**STATED EXERCISE**
Could you rewrite every line of the records below with "Bar" replaced by "Column" and everything else unchanged, leaving the pictures out of your answer?

* begin *

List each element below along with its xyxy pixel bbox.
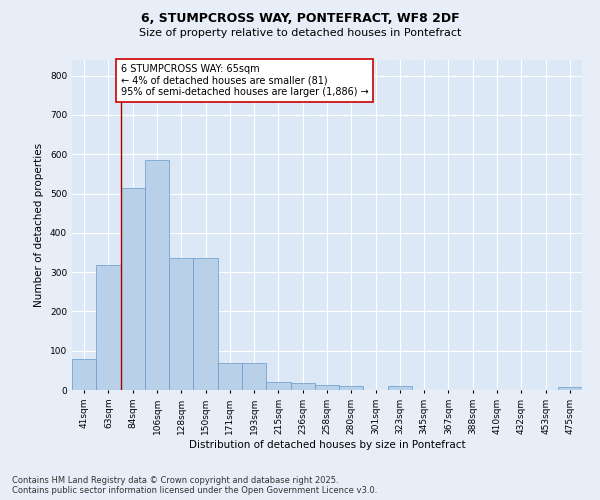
- Bar: [193, 258, 218, 390]
- Y-axis label: Number of detached properties: Number of detached properties: [34, 143, 44, 307]
- Bar: [388, 386, 412, 390]
- Bar: [121, 188, 145, 390]
- Text: 6, STUMPCROSS WAY, PONTEFRACT, WF8 2DF: 6, STUMPCROSS WAY, PONTEFRACT, WF8 2DF: [140, 12, 460, 26]
- Bar: [339, 386, 364, 390]
- Bar: [145, 160, 169, 390]
- Bar: [290, 383, 315, 390]
- Text: Contains HM Land Registry data © Crown copyright and database right 2025.
Contai: Contains HM Land Registry data © Crown c…: [12, 476, 377, 495]
- Bar: [218, 364, 242, 390]
- Bar: [558, 387, 582, 390]
- Text: Size of property relative to detached houses in Pontefract: Size of property relative to detached ho…: [139, 28, 461, 38]
- Bar: [72, 358, 96, 390]
- X-axis label: Distribution of detached houses by size in Pontefract: Distribution of detached houses by size …: [188, 440, 466, 450]
- Bar: [266, 382, 290, 390]
- Bar: [315, 384, 339, 390]
- Text: 6 STUMPCROSS WAY: 65sqm
← 4% of detached houses are smaller (81)
95% of semi-det: 6 STUMPCROSS WAY: 65sqm ← 4% of detached…: [121, 64, 368, 97]
- Bar: [169, 258, 193, 390]
- Bar: [242, 364, 266, 390]
- Bar: [96, 265, 121, 390]
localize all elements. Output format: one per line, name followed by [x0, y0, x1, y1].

* end *

**WRITTEN ANSWER**
List each element below along with its xyxy pixel bbox.
- Column: [193, 258, 218, 390]
- Y-axis label: Number of detached properties: Number of detached properties: [34, 143, 44, 307]
- Column: [388, 386, 412, 390]
- Column: [121, 188, 145, 390]
- Text: 6, STUMPCROSS WAY, PONTEFRACT, WF8 2DF: 6, STUMPCROSS WAY, PONTEFRACT, WF8 2DF: [140, 12, 460, 26]
- Column: [339, 386, 364, 390]
- Column: [145, 160, 169, 390]
- Column: [290, 383, 315, 390]
- Text: Contains HM Land Registry data © Crown copyright and database right 2025.
Contai: Contains HM Land Registry data © Crown c…: [12, 476, 377, 495]
- Column: [218, 364, 242, 390]
- Column: [558, 387, 582, 390]
- Text: Size of property relative to detached houses in Pontefract: Size of property relative to detached ho…: [139, 28, 461, 38]
- Column: [72, 358, 96, 390]
- X-axis label: Distribution of detached houses by size in Pontefract: Distribution of detached houses by size …: [188, 440, 466, 450]
- Column: [266, 382, 290, 390]
- Column: [315, 384, 339, 390]
- Text: 6 STUMPCROSS WAY: 65sqm
← 4% of detached houses are smaller (81)
95% of semi-det: 6 STUMPCROSS WAY: 65sqm ← 4% of detached…: [121, 64, 368, 97]
- Column: [169, 258, 193, 390]
- Column: [242, 364, 266, 390]
- Column: [96, 265, 121, 390]
localize all elements. Output format: one per line, name followed by [x0, y0, x1, y1].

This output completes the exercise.